- _Data to process_
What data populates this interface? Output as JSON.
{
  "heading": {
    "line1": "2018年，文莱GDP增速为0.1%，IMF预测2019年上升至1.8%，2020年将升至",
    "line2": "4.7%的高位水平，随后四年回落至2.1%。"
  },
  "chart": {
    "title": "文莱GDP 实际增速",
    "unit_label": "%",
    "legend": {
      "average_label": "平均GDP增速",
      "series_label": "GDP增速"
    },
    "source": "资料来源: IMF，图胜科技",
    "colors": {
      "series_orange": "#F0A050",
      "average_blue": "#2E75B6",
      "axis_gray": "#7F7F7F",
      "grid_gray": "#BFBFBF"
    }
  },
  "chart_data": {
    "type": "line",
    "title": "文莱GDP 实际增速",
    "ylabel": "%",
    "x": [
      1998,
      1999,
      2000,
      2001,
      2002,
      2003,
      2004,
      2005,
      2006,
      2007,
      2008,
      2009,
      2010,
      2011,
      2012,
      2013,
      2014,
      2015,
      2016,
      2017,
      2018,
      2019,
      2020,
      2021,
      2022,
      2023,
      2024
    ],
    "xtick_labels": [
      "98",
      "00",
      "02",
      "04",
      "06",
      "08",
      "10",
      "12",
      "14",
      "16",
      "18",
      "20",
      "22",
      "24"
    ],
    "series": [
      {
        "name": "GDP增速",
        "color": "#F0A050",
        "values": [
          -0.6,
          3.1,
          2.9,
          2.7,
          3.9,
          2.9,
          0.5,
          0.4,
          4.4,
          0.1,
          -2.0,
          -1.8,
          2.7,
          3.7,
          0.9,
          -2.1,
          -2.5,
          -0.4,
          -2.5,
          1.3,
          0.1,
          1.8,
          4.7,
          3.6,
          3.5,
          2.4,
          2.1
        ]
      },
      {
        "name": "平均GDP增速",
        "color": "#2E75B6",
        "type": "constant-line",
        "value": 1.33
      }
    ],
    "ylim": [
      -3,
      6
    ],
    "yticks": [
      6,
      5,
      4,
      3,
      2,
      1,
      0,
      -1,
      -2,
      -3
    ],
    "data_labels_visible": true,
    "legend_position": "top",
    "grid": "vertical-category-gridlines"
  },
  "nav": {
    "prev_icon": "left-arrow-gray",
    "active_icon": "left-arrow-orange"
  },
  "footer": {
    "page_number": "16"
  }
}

- _Problem to solve_
Find the word "平均GDP增速" in the data and copy out each line where it turns up.

- _Solution to the exercise_
      "average_label": "平均GDP增速",
        "name": "平均GDP增速",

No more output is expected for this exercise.